[Begin DATA FOR THE TASK]

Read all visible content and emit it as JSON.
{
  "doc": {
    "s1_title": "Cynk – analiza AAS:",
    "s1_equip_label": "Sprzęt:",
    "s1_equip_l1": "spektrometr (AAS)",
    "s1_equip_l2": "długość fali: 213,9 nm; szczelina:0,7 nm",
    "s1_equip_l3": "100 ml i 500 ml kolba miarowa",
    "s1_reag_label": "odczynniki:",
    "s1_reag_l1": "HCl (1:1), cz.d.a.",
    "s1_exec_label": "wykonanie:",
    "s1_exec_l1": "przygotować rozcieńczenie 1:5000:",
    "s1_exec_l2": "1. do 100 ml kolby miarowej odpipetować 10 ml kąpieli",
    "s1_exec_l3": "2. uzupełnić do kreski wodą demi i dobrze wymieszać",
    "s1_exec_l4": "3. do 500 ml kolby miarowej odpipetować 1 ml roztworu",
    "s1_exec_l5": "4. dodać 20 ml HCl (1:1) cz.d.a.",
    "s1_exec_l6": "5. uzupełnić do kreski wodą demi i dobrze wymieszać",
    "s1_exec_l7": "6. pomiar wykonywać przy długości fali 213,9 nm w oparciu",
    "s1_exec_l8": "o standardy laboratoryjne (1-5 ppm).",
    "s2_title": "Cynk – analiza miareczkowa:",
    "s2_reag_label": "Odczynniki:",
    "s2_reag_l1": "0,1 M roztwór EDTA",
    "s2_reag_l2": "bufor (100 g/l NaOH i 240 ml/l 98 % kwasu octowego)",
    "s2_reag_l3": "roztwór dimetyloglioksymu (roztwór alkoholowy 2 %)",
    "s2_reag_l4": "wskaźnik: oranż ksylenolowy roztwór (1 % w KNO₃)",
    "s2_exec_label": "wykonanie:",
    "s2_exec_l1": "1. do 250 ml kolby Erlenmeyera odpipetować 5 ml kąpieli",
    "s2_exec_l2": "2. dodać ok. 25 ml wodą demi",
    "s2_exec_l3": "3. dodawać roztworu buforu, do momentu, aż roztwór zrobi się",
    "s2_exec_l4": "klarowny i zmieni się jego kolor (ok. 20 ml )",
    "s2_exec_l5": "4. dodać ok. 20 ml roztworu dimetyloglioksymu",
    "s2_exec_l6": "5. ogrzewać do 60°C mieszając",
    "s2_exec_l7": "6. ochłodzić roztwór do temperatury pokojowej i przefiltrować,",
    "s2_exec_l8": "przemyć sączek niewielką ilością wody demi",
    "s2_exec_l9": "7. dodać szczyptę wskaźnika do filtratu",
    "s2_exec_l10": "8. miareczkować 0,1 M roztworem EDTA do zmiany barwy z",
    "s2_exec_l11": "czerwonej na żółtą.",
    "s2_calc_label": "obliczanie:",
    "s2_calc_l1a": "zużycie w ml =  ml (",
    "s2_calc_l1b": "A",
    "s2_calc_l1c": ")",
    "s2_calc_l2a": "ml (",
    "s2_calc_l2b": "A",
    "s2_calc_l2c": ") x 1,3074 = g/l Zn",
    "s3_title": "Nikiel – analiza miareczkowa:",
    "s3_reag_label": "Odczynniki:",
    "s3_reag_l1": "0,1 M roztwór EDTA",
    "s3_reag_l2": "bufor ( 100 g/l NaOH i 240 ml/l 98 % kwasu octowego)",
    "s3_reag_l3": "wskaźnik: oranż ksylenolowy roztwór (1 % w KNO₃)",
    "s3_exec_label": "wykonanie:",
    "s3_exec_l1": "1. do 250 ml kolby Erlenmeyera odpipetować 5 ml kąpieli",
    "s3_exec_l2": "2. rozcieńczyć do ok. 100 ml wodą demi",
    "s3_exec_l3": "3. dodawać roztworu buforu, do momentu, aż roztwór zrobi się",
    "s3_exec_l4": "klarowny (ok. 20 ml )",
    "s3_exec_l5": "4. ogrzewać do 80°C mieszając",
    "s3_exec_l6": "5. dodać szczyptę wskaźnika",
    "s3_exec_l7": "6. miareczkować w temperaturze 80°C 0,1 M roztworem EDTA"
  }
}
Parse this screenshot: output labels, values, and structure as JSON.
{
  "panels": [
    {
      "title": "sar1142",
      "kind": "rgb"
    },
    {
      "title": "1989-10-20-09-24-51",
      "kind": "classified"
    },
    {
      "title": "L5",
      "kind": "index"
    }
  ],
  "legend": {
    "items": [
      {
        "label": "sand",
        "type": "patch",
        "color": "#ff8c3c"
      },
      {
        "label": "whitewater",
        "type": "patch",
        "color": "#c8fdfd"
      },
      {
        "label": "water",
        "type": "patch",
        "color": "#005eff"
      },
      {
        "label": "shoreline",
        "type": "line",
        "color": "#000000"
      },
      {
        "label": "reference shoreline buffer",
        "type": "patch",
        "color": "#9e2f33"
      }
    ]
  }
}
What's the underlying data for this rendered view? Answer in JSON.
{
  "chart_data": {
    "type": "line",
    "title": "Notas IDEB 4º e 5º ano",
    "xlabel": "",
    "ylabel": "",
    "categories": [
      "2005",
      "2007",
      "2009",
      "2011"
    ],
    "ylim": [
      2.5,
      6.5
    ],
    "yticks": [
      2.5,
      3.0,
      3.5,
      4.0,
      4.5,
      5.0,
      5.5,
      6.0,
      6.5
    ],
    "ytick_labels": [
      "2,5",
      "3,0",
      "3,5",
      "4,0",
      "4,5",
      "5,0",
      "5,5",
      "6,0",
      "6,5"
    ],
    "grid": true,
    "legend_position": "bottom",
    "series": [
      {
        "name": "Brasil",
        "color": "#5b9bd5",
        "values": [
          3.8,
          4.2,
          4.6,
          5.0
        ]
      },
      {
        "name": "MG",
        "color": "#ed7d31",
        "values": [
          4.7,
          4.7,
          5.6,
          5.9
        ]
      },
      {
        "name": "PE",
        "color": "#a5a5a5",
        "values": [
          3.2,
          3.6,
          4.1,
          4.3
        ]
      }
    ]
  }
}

[End DATA FOR THE TASK]

Please reproduce each line exactly as written.

Read all visible content and emit it as JSON.
{
  "doc": {
    "s1_title": "Cynk – analiza AAS:",
    "s1_equip_label": "Sprzęt:",
    "s1_equip_l1": "spektrometr (AAS)",
    "s1_equip_l2": "długość fali: 213,9 nm; szczelina:0,7 nm",
    "s1_equip_l3": "100 ml i 500 ml kolba miarowa",
    "s1_reag_label": "odczynniki:",
    "s1_reag_l1": "HCl (1:1), cz.d.a.",
    "s1_exec_label": "wykonanie:",
    "s1_exec_l1": "przygotować rozcieńczenie 1:5000:",
    "s1_exec_l2": "1. do 100 ml kolby miarowej odpipetować 10 ml kąpieli",
    "s1_exec_l3": "2. uzupełnić do kreski wodą demi i dobrze wymieszać",
    "s1_exec_l4": "3. do 500 ml kolby miarowej odpipetować 1 ml roztworu",
    "s1_exec_l5": "4. dodać 20 ml HCl (1:1) cz.d.a.",
    "s1_exec_l6": "5. uzupełnić do kreski wodą demi i dobrze wymieszać",
    "s1_exec_l7": "6. pomiar wykonywać przy długości fali 213,9 nm w oparciu",
    "s1_exec_l8": "o standardy laboratoryjne (1-5 ppm).",
    "s2_title": "Cynk – analiza miareczkowa:",
    "s2_reag_label": "Odczynniki:",
    "s2_reag_l1": "0,1 M roztwór EDTA",
    "s2_reag_l2": "bufor (100 g/l NaOH i 240 ml/l 98 % kwasu octowego)",
    "s2_reag_l3": "roztwór dimetyloglioksymu (roztwór alkoholowy 2 %)",
    "s2_reag_l4": "wskaźnik: oranż ksylenolowy roztwór (1 % w KNO₃)",
    "s2_exec_label": "wykonanie:",
    "s2_exec_l1": "1. do 250 ml kolby Erlenmeyera odpipetować 5 ml kąpieli",
    "s2_exec_l2": "2. dodać ok. 25 ml wodą demi",
    "s2_exec_l3": "3. dodawać roztworu buforu, do momentu, aż roztwór zrobi się",
    "s2_exec_l4": "klarowny i zmieni się jego kolor (ok. 20 ml )",
    "s2_exec_l5": "4. dodać ok. 20 ml roztworu dimetyloglioksymu",
    "s2_exec_l6": "5. ogrzewać do 60°C mieszając",
    "s2_exec_l7": "6. ochłodzić roztwór do temperatury pokojowej i przefiltrować,",
    "s2_exec_l8": "przemyć sączek niewielką ilością wody demi",
    "s2_exec_l9": "7. dodać szczyptę wskaźnika do filtratu",
    "s2_exec_l10": "8. miareczkować 0,1 M roztworem EDTA do zmiany barwy z",
    "s2_exec_l11": "czerwonej na żółtą.",
    "s2_calc_label": "obliczanie:",
    "s2_calc_l1a": "zużycie w ml =  ml (",
    "s2_calc_l1b": "A",
    "s2_calc_l1c": ")",
    "s2_calc_l2a": "ml (",
    "s2_calc_l2b": "A",
    "s2_calc_l2c": ") x 1,3074 = g/l Zn",
    "s3_title": "Nikiel – analiza miareczkowa:",
    "s3_reag_label": "Odczynniki:",
    "s3_reag_l1": "0,1 M roztwór EDTA",
    "s3_reag_l2": "bufor ( 100 g/l NaOH i 240 ml/l 98 % kwasu octowego)",
    "s3_reag_l3": "wskaźnik: oranż ksylenolowy roztwór (1 % w KNO₃)",
    "s3_exec_label": "wykonanie:",
    "s3_exec_l1": "1. do 250 ml kolby Erlenmeyera odpipetować 5 ml kąpieli",
    "s3_exec_l2": "2. rozcieńczyć do ok. 100 ml wodą demi",
    "s3_exec_l3": "3. dodawać roztworu buforu, do momentu, aż roztwór zrobi się",
    "s3_exec_l4": "klarowny (ok. 20 ml )",
    "s3_exec_l5": "4. ogrzewać do 80°C mieszając",
    "s3_exec_l6": "5. dodać szczyptę wskaźnika",
    "s3_exec_l7": "6. miareczkować w temperaturze 80°C 0,1 M roztworem EDTA"
  }
}
Parse this screenshot: output labels, values, and structure as JSON.
{
  "panels": [
    {
      "title": "sar1142",
      "kind": "rgb"
    },
    {
      "title": "1989-10-20-09-24-51",
      "kind": "classified"
    },
    {
      "title": "L5",
      "kind": "index"
    }
  ],
  "legend": {
    "items": [
      {
        "label": "sand",
        "type": "patch",
        "color": "#ff8c3c"
      },
      {
        "label": "whitewater",
        "type": "patch",
        "color": "#c8fdfd"
      },
      {
        "label": "water",
        "type": "patch",
        "color": "#005eff"
      },
      {
        "label": "shoreline",
        "type": "line",
        "color": "#000000"
      },
      {
        "label": "reference shoreline buffer",
        "type": "patch",
        "color": "#9e2f33"
      }
    ]
  }
}
What's the underlying data for this rendered view? Answer in JSON.
{
  "chart_data": {
    "type": "line",
    "title": "Notas IDEB 4º e 5º ano",
    "xlabel": "",
    "ylabel": "",
    "categories": [
      "2005",
      "2007",
      "2009",
      "2011"
    ],
    "ylim": [
      2.5,
      6.5
    ],
    "yticks": [
      2.5,
      3.0,
      3.5,
      4.0,
      4.5,
      5.0,
      5.5,
      6.0,
      6.5
    ],
    "ytick_labels": [
      "2,5",
      "3,0",
      "3,5",
      "4,0",
      "4,5",
      "5,0",
      "5,5",
      "6,0",
      "6,5"
    ],
    "grid": true,
    "legend_position": "bottom",
    "series": [
      {
        "name": "Brasil",
        "color": "#5b9bd5",
        "values": [
          3.8,
          4.2,
          4.6,
          5.0
        ]
      },
      {
        "name": "MG",
        "color": "#ed7d31",
        "values": [
          4.7,
          4.7,
          5.6,
          5.9
        ]
      },
      {
        "name": "PE",
        "color": "#a5a5a5",
        "values": [
          3.2,
          3.6,
          4.1,
          4.3
        ]
      }
    ]
  }
}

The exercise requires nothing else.